Exercise brief:
Images are not part of the copy; transcribe all the data exactly.

Records provided:
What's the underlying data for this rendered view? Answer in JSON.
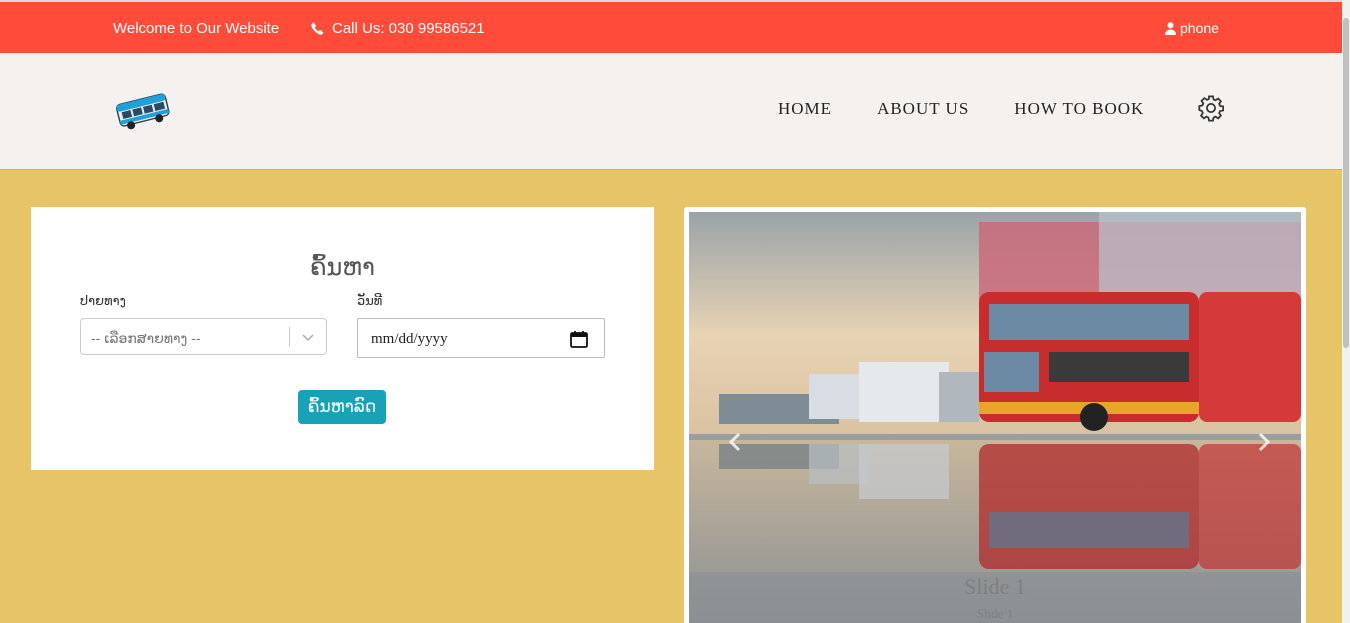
{
  "topbar": {
    "welcome": "Welcome to Our Website",
    "call": "Call Us: 030 99586521",
    "account": "phone"
  },
  "nav": {
    "items": [
      "HOME",
      "ABOUT US",
      "HOW TO BOOK"
    ]
  },
  "search": {
    "title": "ຄົ້ນຫາ",
    "destination_label": "ປາຍທາງ",
    "destination_placeholder": "-- ເລືອກສາຍທາງ --",
    "date_label": "ວັນທີ",
    "date_value": "mm/dd/yyyy",
    "button": "ຄົ້ນຫາລົດ"
  },
  "carousel": {
    "caption_title": "Slide 1",
    "caption_sub": "Slide 1"
  },
  "icons": {
    "phone": "phone-icon",
    "user": "user-icon",
    "settings": "gear-icon",
    "logo": "bus-logo-icon"
  },
  "colors": {
    "topbar": "#ff4b3a",
    "main_bg": "#e8c468",
    "button": "#17a2b8"
  }
}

Written answer:
What's the underlying data for this rendered view? Answer in JSON.
{
  "topbar": {
    "welcome": "Welcome to Our Website",
    "call": "Call Us: 030 99586521",
    "account": "phone"
  },
  "nav": {
    "items": [
      "HOME",
      "ABOUT US",
      "HOW TO BOOK"
    ]
  },
  "search": {
    "title": "ຄົ້ນຫາ",
    "destination_label": "ປາຍທາງ",
    "destination_placeholder": "-- ເລືອກສາຍທາງ --",
    "date_label": "ວັນທີ",
    "date_value": "mm/dd/yyyy",
    "button": "ຄົ້ນຫາລົດ"
  },
  "carousel": {
    "caption_title": "Slide 1",
    "caption_sub": "Slide 1"
  },
  "icons": {
    "phone": "phone-icon",
    "user": "user-icon",
    "settings": "gear-icon",
    "logo": "bus-logo-icon"
  },
  "colors": {
    "topbar": "#ff4b3a",
    "main_bg": "#e8c468",
    "button": "#17a2b8"
  }
}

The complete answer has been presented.